::: Dataset records

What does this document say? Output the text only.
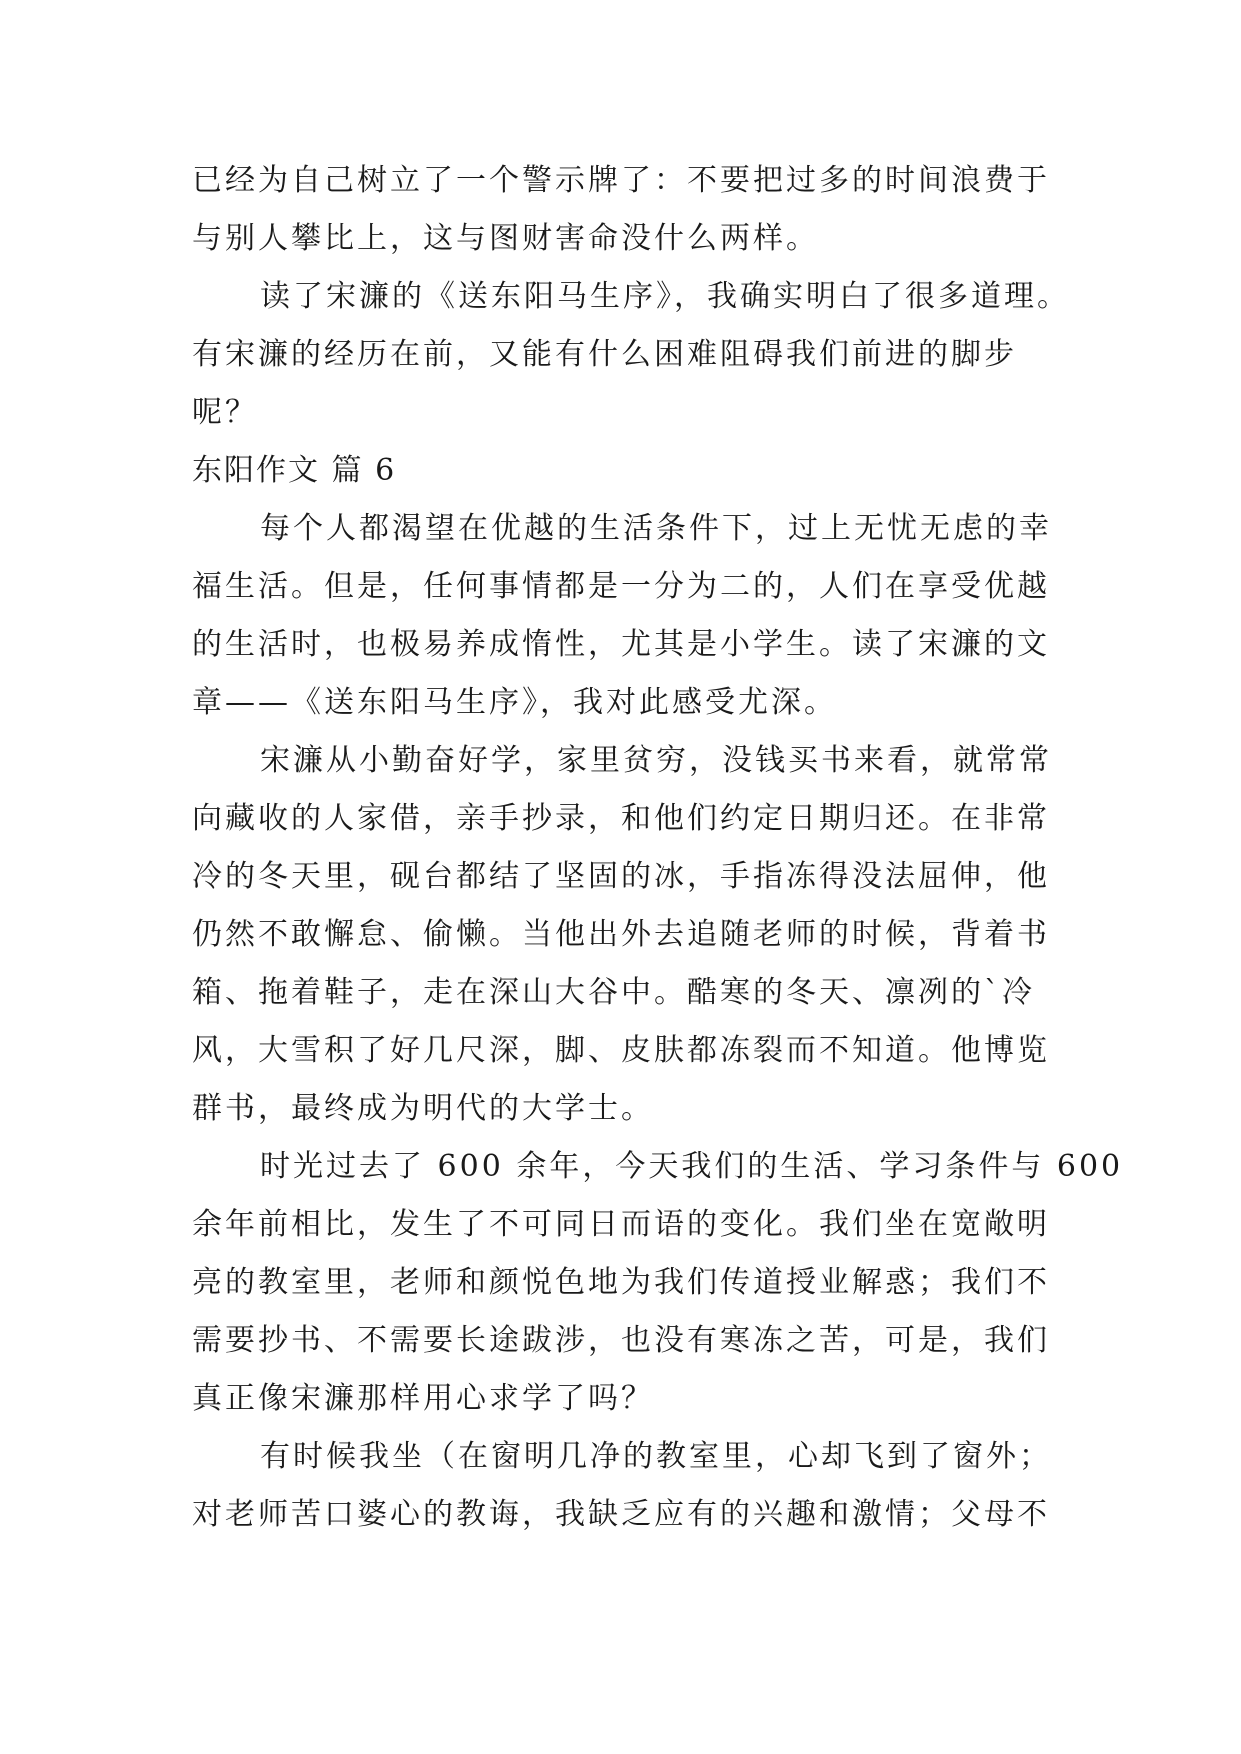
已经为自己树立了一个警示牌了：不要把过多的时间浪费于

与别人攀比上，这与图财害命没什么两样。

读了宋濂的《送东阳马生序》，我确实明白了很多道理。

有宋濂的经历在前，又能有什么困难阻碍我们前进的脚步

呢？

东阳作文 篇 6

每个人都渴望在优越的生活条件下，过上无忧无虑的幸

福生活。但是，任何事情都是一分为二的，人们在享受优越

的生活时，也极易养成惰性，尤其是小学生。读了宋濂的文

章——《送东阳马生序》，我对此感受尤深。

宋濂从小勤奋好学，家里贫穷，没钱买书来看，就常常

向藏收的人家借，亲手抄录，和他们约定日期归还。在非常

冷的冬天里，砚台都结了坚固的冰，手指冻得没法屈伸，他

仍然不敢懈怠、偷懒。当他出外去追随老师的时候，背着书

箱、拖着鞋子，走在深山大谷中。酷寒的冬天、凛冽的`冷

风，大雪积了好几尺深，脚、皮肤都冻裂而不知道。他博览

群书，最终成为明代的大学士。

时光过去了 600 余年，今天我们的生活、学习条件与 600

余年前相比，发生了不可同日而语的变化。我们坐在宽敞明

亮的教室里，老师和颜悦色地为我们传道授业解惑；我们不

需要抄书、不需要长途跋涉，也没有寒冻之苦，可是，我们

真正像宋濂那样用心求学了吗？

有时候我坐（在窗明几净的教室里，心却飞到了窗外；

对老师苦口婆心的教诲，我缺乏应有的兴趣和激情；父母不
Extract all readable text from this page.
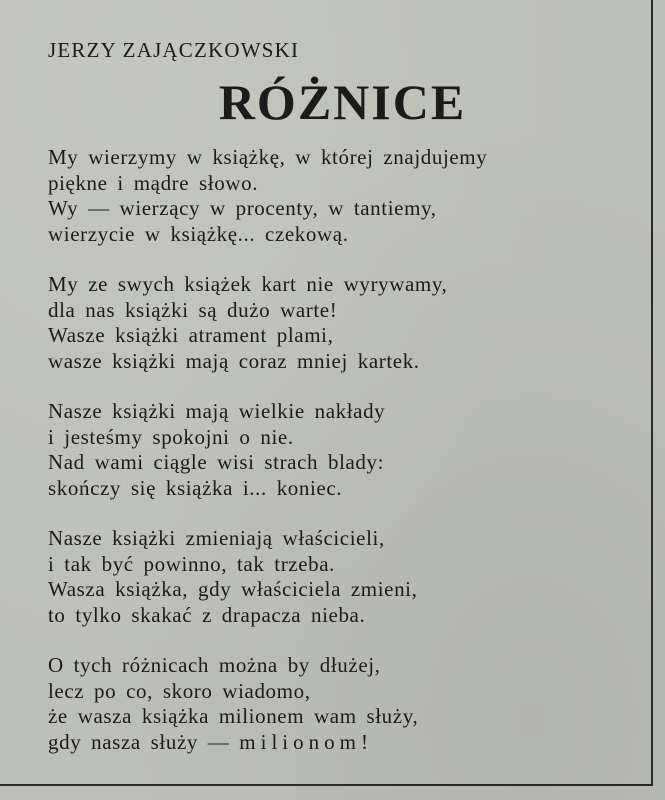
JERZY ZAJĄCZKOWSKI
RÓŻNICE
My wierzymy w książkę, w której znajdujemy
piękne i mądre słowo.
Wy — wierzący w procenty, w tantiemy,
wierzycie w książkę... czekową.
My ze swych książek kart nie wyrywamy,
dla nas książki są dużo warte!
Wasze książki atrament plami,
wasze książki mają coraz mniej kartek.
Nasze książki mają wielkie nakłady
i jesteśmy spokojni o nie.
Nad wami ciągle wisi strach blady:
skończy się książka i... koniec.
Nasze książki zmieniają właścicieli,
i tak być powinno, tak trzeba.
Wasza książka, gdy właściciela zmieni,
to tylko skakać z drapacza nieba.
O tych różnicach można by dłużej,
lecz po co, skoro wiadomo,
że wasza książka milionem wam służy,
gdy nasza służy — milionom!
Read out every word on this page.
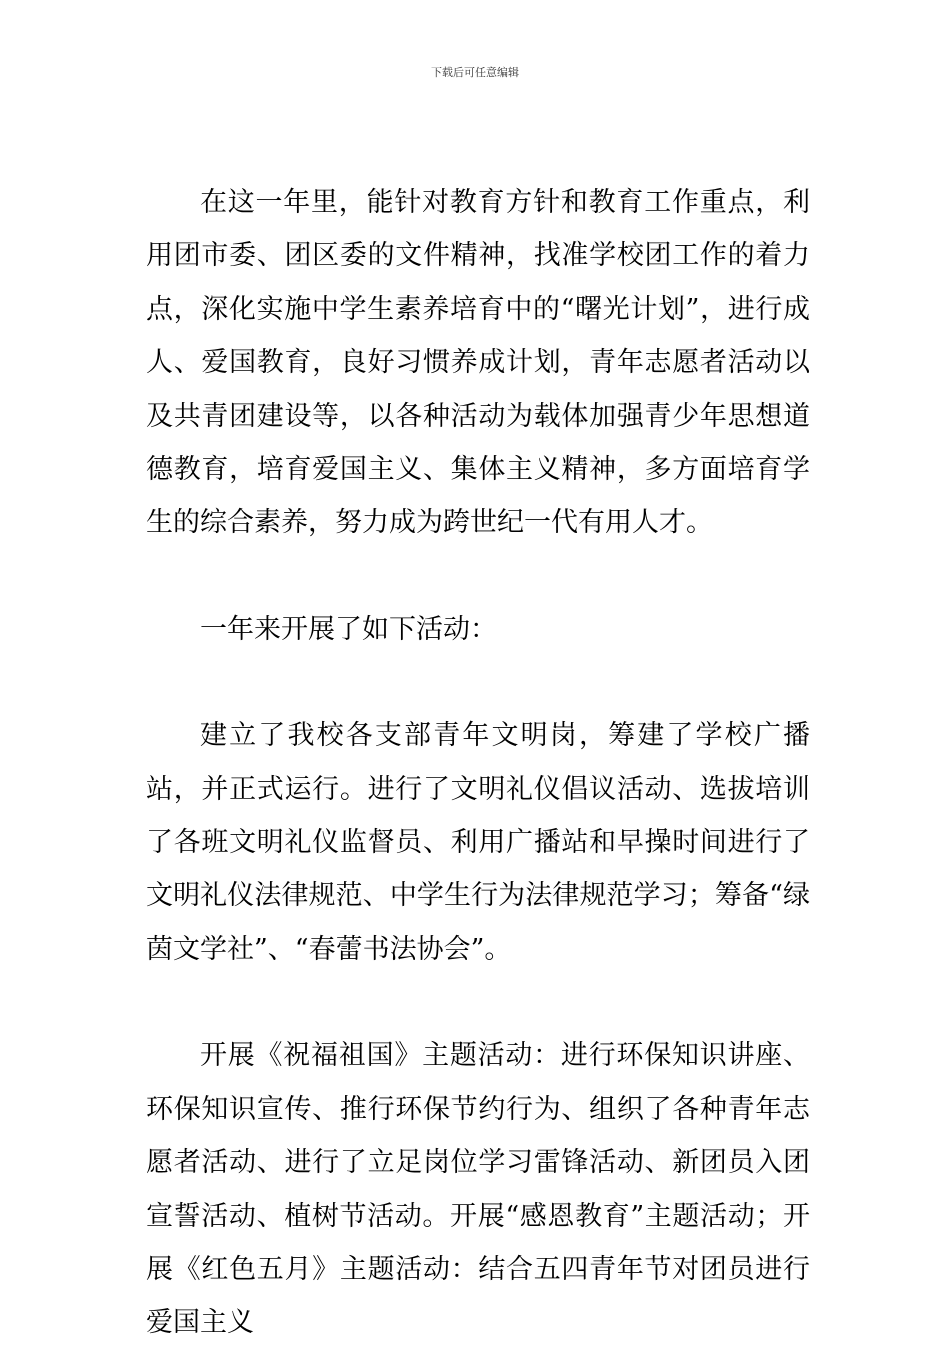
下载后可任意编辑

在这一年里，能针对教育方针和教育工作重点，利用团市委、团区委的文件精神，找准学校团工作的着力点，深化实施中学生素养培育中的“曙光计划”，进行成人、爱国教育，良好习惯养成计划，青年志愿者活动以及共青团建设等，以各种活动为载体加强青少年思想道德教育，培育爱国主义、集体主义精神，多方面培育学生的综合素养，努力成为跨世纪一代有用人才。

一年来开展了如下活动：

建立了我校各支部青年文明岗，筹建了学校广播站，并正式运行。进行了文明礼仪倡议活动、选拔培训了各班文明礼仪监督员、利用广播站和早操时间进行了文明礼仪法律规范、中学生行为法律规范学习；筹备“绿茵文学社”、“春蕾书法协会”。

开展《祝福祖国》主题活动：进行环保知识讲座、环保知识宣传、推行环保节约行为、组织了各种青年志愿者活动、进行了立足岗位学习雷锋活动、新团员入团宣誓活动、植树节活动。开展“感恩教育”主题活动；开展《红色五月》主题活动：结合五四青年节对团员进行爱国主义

::::::
::: Dataset records

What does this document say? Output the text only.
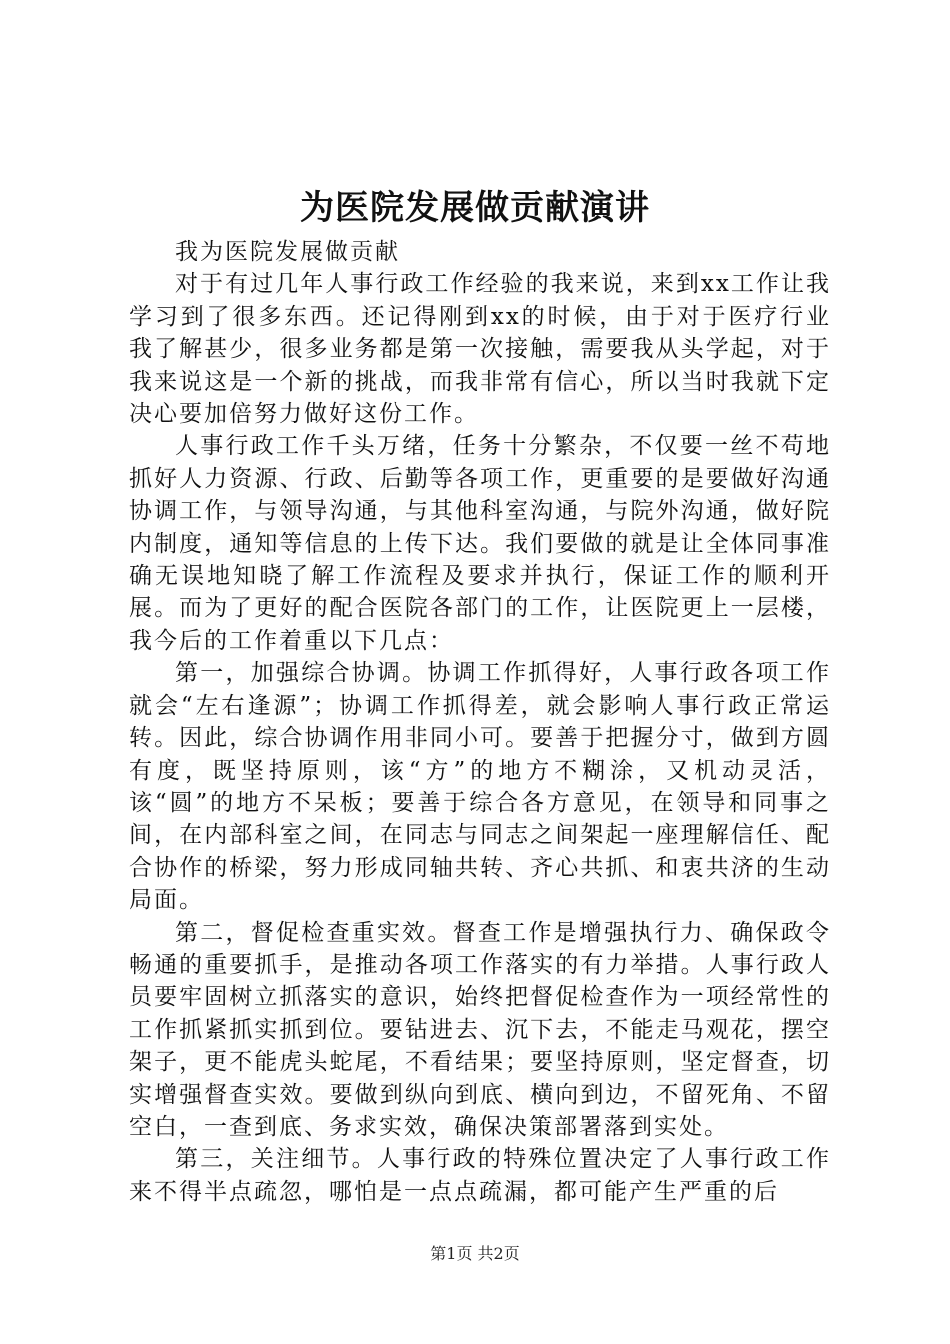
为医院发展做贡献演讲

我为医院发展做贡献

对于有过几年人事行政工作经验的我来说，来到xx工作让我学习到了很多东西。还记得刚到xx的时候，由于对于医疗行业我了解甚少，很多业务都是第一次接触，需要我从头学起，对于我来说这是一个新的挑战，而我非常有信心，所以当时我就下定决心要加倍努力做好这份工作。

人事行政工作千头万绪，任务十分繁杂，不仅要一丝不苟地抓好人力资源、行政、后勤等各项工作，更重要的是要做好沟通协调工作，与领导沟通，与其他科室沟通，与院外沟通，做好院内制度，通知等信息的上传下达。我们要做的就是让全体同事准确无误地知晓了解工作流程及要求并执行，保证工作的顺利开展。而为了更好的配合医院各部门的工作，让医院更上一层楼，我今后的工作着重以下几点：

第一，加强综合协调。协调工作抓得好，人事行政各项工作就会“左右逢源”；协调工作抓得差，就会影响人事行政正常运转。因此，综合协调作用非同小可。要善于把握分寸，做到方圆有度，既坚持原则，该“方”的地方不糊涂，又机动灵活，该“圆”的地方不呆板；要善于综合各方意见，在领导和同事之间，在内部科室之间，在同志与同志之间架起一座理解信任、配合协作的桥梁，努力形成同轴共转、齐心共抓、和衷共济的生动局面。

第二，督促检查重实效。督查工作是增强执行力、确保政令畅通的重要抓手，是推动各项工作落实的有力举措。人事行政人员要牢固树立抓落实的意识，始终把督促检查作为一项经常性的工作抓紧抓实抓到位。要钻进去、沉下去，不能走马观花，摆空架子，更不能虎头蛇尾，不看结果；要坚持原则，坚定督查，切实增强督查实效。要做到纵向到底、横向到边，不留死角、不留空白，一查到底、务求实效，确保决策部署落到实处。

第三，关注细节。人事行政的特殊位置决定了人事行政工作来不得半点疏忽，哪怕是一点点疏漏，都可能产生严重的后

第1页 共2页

::::::
::: Dataset records

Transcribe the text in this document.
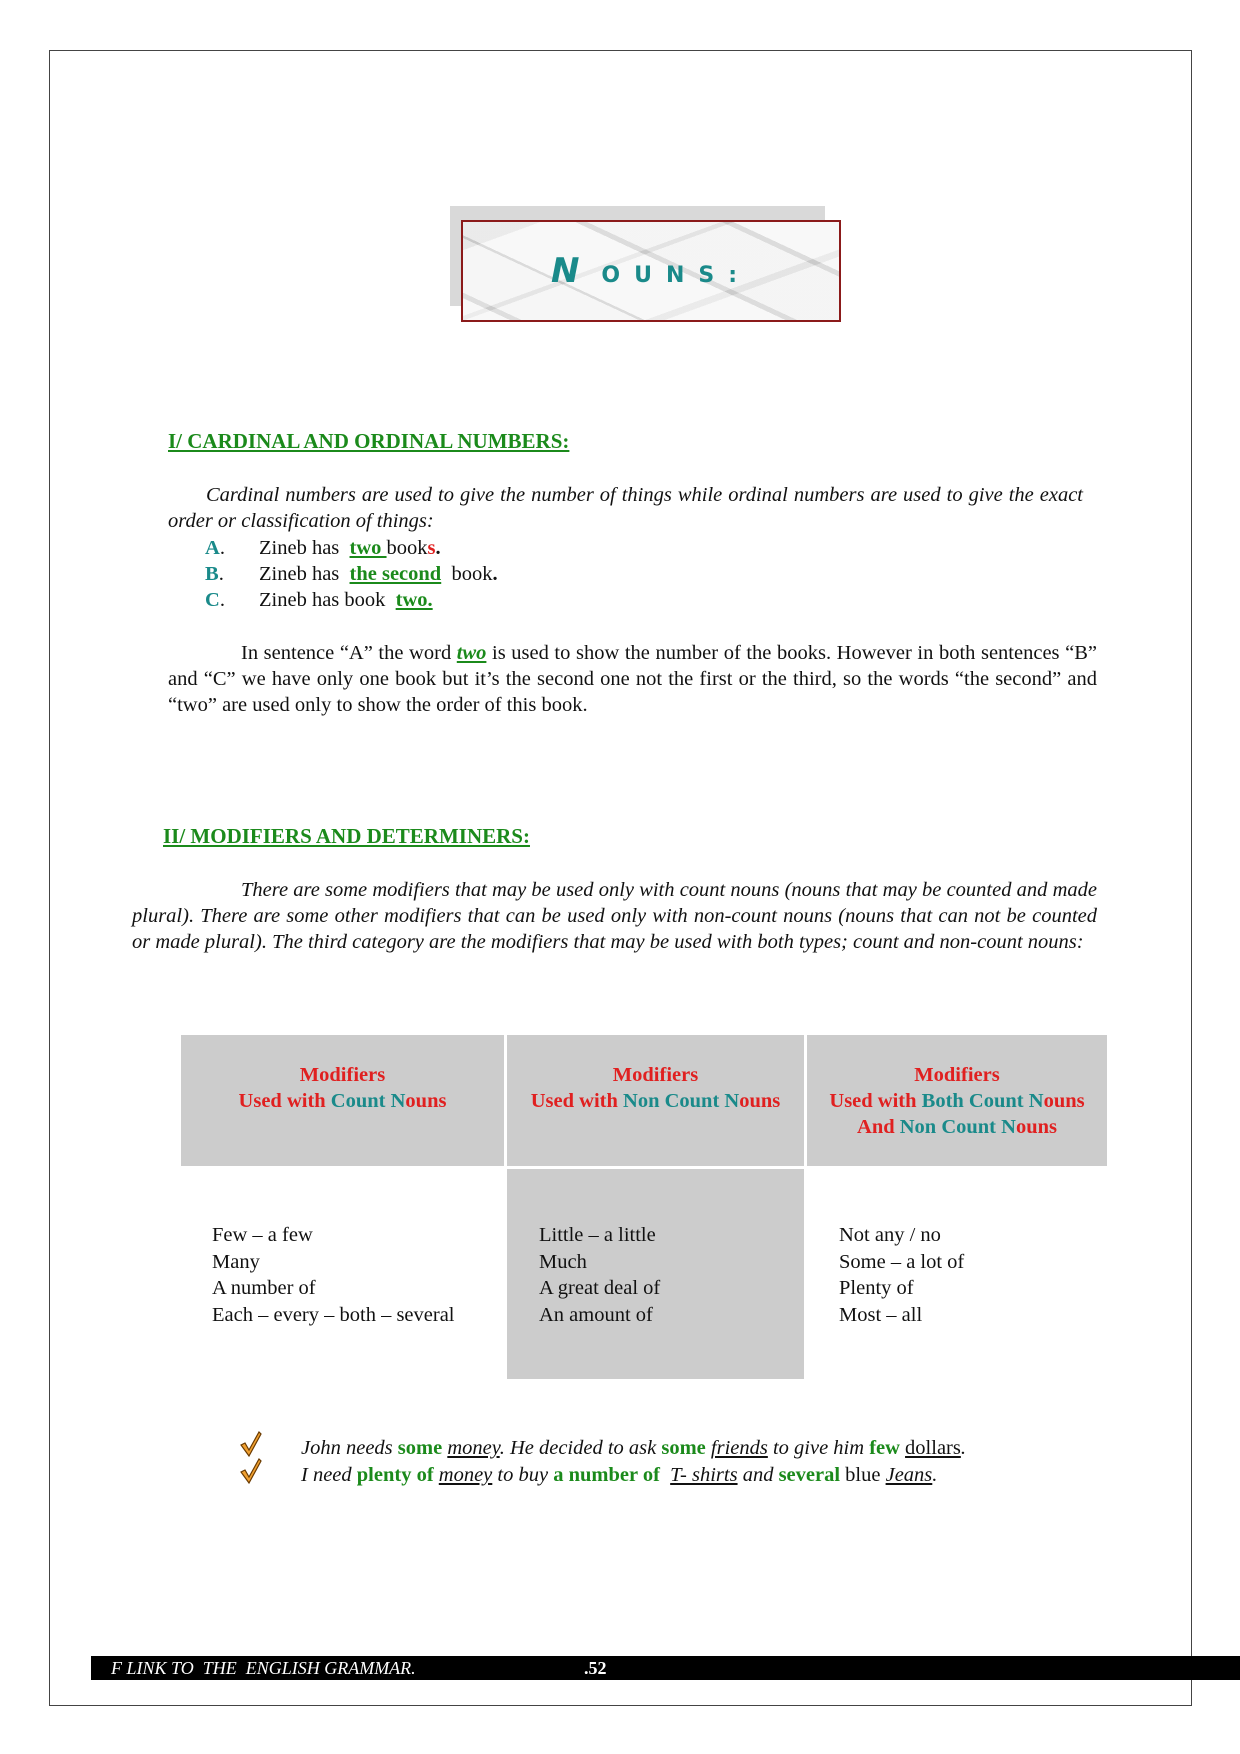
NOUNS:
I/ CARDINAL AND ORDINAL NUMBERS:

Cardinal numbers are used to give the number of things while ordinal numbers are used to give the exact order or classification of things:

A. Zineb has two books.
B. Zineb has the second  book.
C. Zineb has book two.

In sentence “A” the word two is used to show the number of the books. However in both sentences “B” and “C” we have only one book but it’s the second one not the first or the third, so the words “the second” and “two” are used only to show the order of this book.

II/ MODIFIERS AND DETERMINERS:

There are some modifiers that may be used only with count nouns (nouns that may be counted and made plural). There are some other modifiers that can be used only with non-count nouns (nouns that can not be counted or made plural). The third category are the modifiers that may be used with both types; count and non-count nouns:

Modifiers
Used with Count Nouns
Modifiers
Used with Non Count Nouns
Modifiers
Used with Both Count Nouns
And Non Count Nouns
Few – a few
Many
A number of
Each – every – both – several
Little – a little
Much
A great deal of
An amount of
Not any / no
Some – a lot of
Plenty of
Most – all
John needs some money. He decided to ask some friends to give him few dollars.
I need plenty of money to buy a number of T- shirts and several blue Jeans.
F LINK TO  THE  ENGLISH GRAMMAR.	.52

::::::

Task objective: Where a line contains "second", copy that line.

Answer to this exercise:
B. Zineb has the second  book.
In sentence “A” the word two is used to show the number of the books. However in both sentences “B” and “C” we have only one book but it’s the second one not the first or the third, so the words “the second” and “two” are used only to show the order of this book.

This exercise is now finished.